(Stored items)
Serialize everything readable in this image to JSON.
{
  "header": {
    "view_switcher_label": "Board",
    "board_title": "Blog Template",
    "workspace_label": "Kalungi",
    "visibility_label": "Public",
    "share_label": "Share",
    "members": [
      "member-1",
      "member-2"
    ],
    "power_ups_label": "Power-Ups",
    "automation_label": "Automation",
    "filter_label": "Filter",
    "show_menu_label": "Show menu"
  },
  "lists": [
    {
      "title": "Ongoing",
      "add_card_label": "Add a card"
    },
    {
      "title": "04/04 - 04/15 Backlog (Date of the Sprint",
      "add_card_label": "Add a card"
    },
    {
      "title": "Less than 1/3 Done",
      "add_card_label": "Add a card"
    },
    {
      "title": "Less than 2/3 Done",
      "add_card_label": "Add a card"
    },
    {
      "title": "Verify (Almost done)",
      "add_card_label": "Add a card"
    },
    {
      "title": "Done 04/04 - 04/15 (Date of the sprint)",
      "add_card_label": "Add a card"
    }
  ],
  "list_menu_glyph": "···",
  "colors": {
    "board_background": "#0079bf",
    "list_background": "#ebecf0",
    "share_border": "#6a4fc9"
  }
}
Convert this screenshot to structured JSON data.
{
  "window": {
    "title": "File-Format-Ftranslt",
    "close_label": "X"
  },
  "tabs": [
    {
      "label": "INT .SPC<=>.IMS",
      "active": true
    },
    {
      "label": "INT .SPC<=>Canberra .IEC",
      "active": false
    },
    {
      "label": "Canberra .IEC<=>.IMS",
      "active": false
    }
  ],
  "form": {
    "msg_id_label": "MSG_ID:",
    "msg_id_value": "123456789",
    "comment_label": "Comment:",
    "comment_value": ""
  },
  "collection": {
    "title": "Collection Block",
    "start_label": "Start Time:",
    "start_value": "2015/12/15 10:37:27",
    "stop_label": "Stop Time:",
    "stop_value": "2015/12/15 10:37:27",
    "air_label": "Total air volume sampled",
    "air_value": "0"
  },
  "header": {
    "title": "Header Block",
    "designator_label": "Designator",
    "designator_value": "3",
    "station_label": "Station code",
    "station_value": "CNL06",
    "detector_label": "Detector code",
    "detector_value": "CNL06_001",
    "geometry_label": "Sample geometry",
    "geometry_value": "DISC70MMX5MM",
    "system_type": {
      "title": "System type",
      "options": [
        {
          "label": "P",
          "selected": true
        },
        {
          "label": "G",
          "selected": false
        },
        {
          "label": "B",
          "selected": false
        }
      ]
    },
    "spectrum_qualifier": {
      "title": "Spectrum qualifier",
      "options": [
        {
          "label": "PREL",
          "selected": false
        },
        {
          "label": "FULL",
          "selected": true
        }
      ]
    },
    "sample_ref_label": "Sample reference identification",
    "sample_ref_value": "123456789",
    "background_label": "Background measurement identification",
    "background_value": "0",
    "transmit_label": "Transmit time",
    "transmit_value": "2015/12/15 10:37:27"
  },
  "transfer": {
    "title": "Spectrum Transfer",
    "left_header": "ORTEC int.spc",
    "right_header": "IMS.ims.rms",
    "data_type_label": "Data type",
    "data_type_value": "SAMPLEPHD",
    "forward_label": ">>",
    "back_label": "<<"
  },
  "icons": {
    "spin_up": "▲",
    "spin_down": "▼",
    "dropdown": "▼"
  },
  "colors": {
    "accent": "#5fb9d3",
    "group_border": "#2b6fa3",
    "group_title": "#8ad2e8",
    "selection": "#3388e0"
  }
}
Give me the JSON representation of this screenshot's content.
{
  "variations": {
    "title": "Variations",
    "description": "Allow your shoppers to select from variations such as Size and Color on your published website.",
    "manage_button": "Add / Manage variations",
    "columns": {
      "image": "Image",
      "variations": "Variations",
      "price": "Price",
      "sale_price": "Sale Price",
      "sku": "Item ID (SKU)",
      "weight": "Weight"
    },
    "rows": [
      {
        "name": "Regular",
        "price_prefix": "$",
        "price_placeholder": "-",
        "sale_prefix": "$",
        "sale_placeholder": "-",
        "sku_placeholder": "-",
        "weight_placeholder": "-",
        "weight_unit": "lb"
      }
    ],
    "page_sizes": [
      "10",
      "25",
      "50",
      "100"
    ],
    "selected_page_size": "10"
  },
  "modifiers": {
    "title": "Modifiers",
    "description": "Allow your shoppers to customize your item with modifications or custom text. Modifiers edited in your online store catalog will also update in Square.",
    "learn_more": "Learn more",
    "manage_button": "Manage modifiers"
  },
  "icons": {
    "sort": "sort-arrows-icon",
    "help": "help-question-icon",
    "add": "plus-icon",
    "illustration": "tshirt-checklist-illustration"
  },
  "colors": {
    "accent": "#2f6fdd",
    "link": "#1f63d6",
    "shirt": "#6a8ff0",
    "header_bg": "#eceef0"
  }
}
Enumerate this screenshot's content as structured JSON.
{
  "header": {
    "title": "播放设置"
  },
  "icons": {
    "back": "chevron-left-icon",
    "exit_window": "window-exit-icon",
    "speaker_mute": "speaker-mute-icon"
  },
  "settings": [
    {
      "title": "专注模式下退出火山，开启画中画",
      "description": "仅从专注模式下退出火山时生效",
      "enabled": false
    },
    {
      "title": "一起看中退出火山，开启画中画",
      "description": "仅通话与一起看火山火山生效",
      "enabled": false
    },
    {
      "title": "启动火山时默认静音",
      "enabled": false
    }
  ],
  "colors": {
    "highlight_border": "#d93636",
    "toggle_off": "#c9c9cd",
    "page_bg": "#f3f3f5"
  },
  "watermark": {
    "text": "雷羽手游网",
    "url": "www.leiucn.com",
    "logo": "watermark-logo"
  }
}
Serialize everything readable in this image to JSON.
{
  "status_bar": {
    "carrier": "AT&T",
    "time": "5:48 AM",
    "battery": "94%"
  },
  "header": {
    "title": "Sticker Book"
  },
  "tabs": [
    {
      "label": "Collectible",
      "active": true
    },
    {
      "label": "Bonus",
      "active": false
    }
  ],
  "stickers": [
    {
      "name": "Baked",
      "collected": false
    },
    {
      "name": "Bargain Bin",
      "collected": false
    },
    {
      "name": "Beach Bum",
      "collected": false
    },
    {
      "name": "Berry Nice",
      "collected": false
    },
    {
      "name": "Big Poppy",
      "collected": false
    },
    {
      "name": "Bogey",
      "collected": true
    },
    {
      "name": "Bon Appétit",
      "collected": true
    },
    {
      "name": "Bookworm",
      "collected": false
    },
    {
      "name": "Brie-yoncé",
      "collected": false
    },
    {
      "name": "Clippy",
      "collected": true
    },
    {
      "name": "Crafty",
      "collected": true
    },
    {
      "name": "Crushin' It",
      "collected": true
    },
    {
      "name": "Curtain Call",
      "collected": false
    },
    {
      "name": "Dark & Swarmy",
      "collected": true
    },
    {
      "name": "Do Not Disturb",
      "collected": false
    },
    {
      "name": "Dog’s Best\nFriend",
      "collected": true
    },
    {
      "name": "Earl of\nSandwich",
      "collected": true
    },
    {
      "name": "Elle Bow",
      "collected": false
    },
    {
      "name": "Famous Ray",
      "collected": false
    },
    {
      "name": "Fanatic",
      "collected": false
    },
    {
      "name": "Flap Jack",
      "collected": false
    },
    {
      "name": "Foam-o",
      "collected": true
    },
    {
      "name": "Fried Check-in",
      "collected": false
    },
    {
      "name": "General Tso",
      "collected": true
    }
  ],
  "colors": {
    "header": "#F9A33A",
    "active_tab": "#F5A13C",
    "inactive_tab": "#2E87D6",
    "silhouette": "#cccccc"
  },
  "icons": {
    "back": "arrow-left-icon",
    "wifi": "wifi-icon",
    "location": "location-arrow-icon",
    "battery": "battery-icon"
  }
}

• What is expected: Please reproduce each line exactly as written.

• Solution for this problem:
Serialize everything readable in this image to JSON.
{
  "header": {
    "view_switcher_label": "Board",
    "board_title": "Blog Template",
    "workspace_label": "Kalungi",
    "visibility_label": "Public",
    "share_label": "Share",
    "members": [
      "member-1",
      "member-2"
    ],
    "power_ups_label": "Power-Ups",
    "automation_label": "Automation",
    "filter_label": "Filter",
    "show_menu_label": "Show menu"
  },
  "lists": [
    {
      "title": "Ongoing",
      "add_card_label": "Add a card"
    },
    {
      "title": "04/04 - 04/15 Backlog (Date of the Sprint",
      "add_card_label": "Add a card"
    },
    {
      "title": "Less than 1/3 Done",
      "add_card_label": "Add a card"
    },
    {
      "title": "Less than 2/3 Done",
      "add_card_label": "Add a card"
    },
    {
      "title": "Verify (Almost done)",
      "add_card_label": "Add a card"
    },
    {
      "title": "Done 04/04 - 04/15 (Date of the sprint)",
      "add_card_label": "Add a card"
    }
  ],
  "list_menu_glyph": "···",
  "colors": {
    "board_background": "#0079bf",
    "list_background": "#ebecf0",
    "share_border": "#6a4fc9"
  }
}
Convert this screenshot to structured JSON data.
{
  "window": {
    "title": "File-Format-Ftranslt",
    "close_label": "X"
  },
  "tabs": [
    {
      "label": "INT .SPC<=>.IMS",
      "active": true
    },
    {
      "label": "INT .SPC<=>Canberra .IEC",
      "active": false
    },
    {
      "label": "Canberra .IEC<=>.IMS",
      "active": false
    }
  ],
  "form": {
    "msg_id_label": "MSG_ID:",
    "msg_id_value": "123456789",
    "comment_label": "Comment:",
    "comment_value": ""
  },
  "collection": {
    "title": "Collection Block",
    "start_label": "Start Time:",
    "start_value": "2015/12/15 10:37:27",
    "stop_label": "Stop Time:",
    "stop_value": "2015/12/15 10:37:27",
    "air_label": "Total air volume sampled",
    "air_value": "0"
  },
  "header": {
    "title": "Header Block",
    "designator_label": "Designator",
    "designator_value": "3",
    "station_label": "Station code",
    "station_value": "CNL06",
    "detector_label": "Detector code",
    "detector_value": "CNL06_001",
    "geometry_label": "Sample geometry",
    "geometry_value": "DISC70MMX5MM",
    "system_type": {
      "title": "System type",
      "options": [
        {
          "label": "P",
          "selected": true
        },
        {
          "label": "G",
          "selected": false
        },
        {
          "label": "B",
          "selected": false
        }
      ]
    },
    "spectrum_qualifier": {
      "title": "Spectrum qualifier",
      "options": [
        {
          "label": "PREL",
          "selected": false
        },
        {
          "label": "FULL",
          "selected": true
        }
      ]
    },
    "sample_ref_label": "Sample reference identification",
    "sample_ref_value": "123456789",
    "background_label": "Background measurement identification",
    "background_value": "0",
    "transmit_label": "Transmit time",
    "transmit_value": "2015/12/15 10:37:27"
  },
  "transfer": {
    "title": "Spectrum Transfer",
    "left_header": "ORTEC int.spc",
    "right_header": "IMS.ims.rms",
    "data_type_label": "Data type",
    "data_type_value": "SAMPLEPHD",
    "forward_label": ">>",
    "back_label": "<<"
  },
  "icons": {
    "spin_up": "▲",
    "spin_down": "▼",
    "dropdown": "▼"
  },
  "colors": {
    "accent": "#5fb9d3",
    "group_border": "#2b6fa3",
    "group_title": "#8ad2e8",
    "selection": "#3388e0"
  }
}
Give me the JSON representation of this screenshot's content.
{
  "variations": {
    "title": "Variations",
    "description": "Allow your shoppers to select from variations such as Size and Color on your published website.",
    "manage_button": "Add / Manage variations",
    "columns": {
      "image": "Image",
      "variations": "Variations",
      "price": "Price",
      "sale_price": "Sale Price",
      "sku": "Item ID (SKU)",
      "weight": "Weight"
    },
    "rows": [
      {
        "name": "Regular",
        "price_prefix": "$",
        "price_placeholder": "-",
        "sale_prefix": "$",
        "sale_placeholder": "-",
        "sku_placeholder": "-",
        "weight_placeholder": "-",
        "weight_unit": "lb"
      }
    ],
    "page_sizes": [
      "10",
      "25",
      "50",
      "100"
    ],
    "selected_page_size": "10"
  },
  "modifiers": {
    "title": "Modifiers",
    "description": "Allow your shoppers to customize your item with modifications or custom text. Modifiers edited in your online store catalog will also update in Square.",
    "learn_more": "Learn more",
    "manage_button": "Manage modifiers"
  },
  "icons": {
    "sort": "sort-arrows-icon",
    "help": "help-question-icon",
    "add": "plus-icon",
    "illustration": "tshirt-checklist-illustration"
  },
  "colors": {
    "accent": "#2f6fdd",
    "link": "#1f63d6",
    "shirt": "#6a8ff0",
    "header_bg": "#eceef0"
  }
}
Enumerate this screenshot's content as structured JSON.
{
  "header": {
    "title": "播放设置"
  },
  "icons": {
    "back": "chevron-left-icon",
    "exit_window": "window-exit-icon",
    "speaker_mute": "speaker-mute-icon"
  },
  "settings": [
    {
      "title": "专注模式下退出火山，开启画中画",
      "description": "仅从专注模式下退出火山时生效",
      "enabled": false
    },
    {
      "title": "一起看中退出火山，开启画中画",
      "description": "仅通话与一起看火山火山生效",
      "enabled": false
    },
    {
      "title": "启动火山时默认静音",
      "enabled": false
    }
  ],
  "colors": {
    "highlight_border": "#d93636",
    "toggle_off": "#c9c9cd",
    "page_bg": "#f3f3f5"
  },
  "watermark": {
    "text": "雷羽手游网",
    "url": "www.leiucn.com",
    "logo": "watermark-logo"
  }
}
Serialize everything readable in this image to JSON.
{
  "status_bar": {
    "carrier": "AT&T",
    "time": "5:48 AM",
    "battery": "94%"
  },
  "header": {
    "title": "Sticker Book"
  },
  "tabs": [
    {
      "label": "Collectible",
      "active": true
    },
    {
      "label": "Bonus",
      "active": false
    }
  ],
  "stickers": [
    {
      "name": "Baked",
      "collected": false
    },
    {
      "name": "Bargain Bin",
      "collected": false
    },
    {
      "name": "Beach Bum",
      "collected": false
    },
    {
      "name": "Berry Nice",
      "collected": false
    },
    {
      "name": "Big Poppy",
      "collected": false
    },
    {
      "name": "Bogey",
      "collected": true
    },
    {
      "name": "Bon Appétit",
      "collected": true
    },
    {
      "name": "Bookworm",
      "collected": false
    },
    {
      "name": "Brie-yoncé",
      "collected": false
    },
    {
      "name": "Clippy",
      "collected": true
    },
    {
      "name": "Crafty",
      "collected": true
    },
    {
      "name": "Crushin' It",
      "collected": true
    },
    {
      "name": "Curtain Call",
      "collected": false
    },
    {
      "name": "Dark & Swarmy",
      "collected": true
    },
    {
      "name": "Do Not Disturb",
      "collected": false
    },
    {
      "name": "Dog’s Best\nFriend",
      "collected": true
    },
    {
      "name": "Earl of\nSandwich",
      "collected": true
    },
    {
      "name": "Elle Bow",
      "collected": false
    },
    {
      "name": "Famous Ray",
      "collected": false
    },
    {
      "name": "Fanatic",
      "collected": false
    },
    {
      "name": "Flap Jack",
      "collected": false
    },
    {
      "name": "Foam-o",
      "collected": true
    },
    {
      "name": "Fried Check-in",
      "collected": false
    },
    {
      "name": "General Tso",
      "collected": true
    }
  ],
  "colors": {
    "header": "#F9A33A",
    "active_tab": "#F5A13C",
    "inactive_tab": "#2E87D6",
    "silhouette": "#cccccc"
  },
  "icons": {
    "back": "arrow-left-icon",
    "wifi": "wifi-icon",
    "location": "location-arrow-icon",
    "battery": "battery-icon"
  }
}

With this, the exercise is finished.